• To do: The entries below should be output exactly as written.
------ Data excerpts
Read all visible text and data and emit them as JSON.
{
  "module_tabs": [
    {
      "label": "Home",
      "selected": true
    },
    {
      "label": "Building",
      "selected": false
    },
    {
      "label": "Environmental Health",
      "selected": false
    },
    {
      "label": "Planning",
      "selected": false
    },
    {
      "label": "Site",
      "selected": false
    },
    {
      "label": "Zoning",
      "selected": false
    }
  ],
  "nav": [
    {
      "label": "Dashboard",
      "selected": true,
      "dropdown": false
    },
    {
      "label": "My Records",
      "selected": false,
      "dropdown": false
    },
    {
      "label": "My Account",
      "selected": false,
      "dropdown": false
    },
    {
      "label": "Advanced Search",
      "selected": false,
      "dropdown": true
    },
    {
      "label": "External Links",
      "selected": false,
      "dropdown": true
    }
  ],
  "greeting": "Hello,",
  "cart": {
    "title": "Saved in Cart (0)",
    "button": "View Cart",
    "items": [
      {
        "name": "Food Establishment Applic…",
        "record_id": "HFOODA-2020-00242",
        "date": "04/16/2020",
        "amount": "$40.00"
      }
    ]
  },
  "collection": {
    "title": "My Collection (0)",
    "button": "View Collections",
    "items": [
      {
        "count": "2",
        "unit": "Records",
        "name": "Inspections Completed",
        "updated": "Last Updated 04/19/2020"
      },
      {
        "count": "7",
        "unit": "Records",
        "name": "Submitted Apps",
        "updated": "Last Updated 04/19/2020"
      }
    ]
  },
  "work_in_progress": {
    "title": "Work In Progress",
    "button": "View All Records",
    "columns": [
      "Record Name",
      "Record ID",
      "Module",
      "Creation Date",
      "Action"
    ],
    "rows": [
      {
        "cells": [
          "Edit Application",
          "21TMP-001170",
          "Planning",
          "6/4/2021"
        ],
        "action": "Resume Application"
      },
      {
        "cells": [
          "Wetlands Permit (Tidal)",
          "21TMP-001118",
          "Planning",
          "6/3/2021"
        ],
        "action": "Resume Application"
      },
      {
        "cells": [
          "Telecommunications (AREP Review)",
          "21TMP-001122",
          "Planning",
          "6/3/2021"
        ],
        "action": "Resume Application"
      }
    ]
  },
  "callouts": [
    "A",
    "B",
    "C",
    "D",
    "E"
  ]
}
------------
• Worked answer:
Read all visible text and data and emit them as JSON.
{
  "module_tabs": [
    {
      "label": "Home",
      "selected": true
    },
    {
      "label": "Building",
      "selected": false
    },
    {
      "label": "Environmental Health",
      "selected": false
    },
    {
      "label": "Planning",
      "selected": false
    },
    {
      "label": "Site",
      "selected": false
    },
    {
      "label": "Zoning",
      "selected": false
    }
  ],
  "nav": [
    {
      "label": "Dashboard",
      "selected": true,
      "dropdown": false
    },
    {
      "label": "My Records",
      "selected": false,
      "dropdown": false
    },
    {
      "label": "My Account",
      "selected": false,
      "dropdown": false
    },
    {
      "label": "Advanced Search",
      "selected": false,
      "dropdown": true
    },
    {
      "label": "External Links",
      "selected": false,
      "dropdown": true
    }
  ],
  "greeting": "Hello,",
  "cart": {
    "title": "Saved in Cart (0)",
    "button": "View Cart",
    "items": [
      {
        "name": "Food Establishment Applic…",
        "record_id": "HFOODA-2020-00242",
        "date": "04/16/2020",
        "amount": "$40.00"
      }
    ]
  },
  "collection": {
    "title": "My Collection (0)",
    "button": "View Collections",
    "items": [
      {
        "count": "2",
        "unit": "Records",
        "name": "Inspections Completed",
        "updated": "Last Updated 04/19/2020"
      },
      {
        "count": "7",
        "unit": "Records",
        "name": "Submitted Apps",
        "updated": "Last Updated 04/19/2020"
      }
    ]
  },
  "work_in_progress": {
    "title": "Work In Progress",
    "button": "View All Records",
    "columns": [
      "Record Name",
      "Record ID",
      "Module",
      "Creation Date",
      "Action"
    ],
    "rows": [
      {
        "cells": [
          "Edit Application",
          "21TMP-001170",
          "Planning",
          "6/4/2021"
        ],
        "action": "Resume Application"
      },
      {
        "cells": [
          "Wetlands Permit (Tidal)",
          "21TMP-001118",
          "Planning",
          "6/3/2021"
        ],
        "action": "Resume Application"
      },
      {
        "cells": [
          "Telecommunications (AREP Review)",
          "21TMP-001122",
          "Planning",
          "6/3/2021"
        ],
        "action": "Resume Application"
      }
    ]
  },
  "callouts": [
    "A",
    "B",
    "C",
    "D",
    "E"
  ]
}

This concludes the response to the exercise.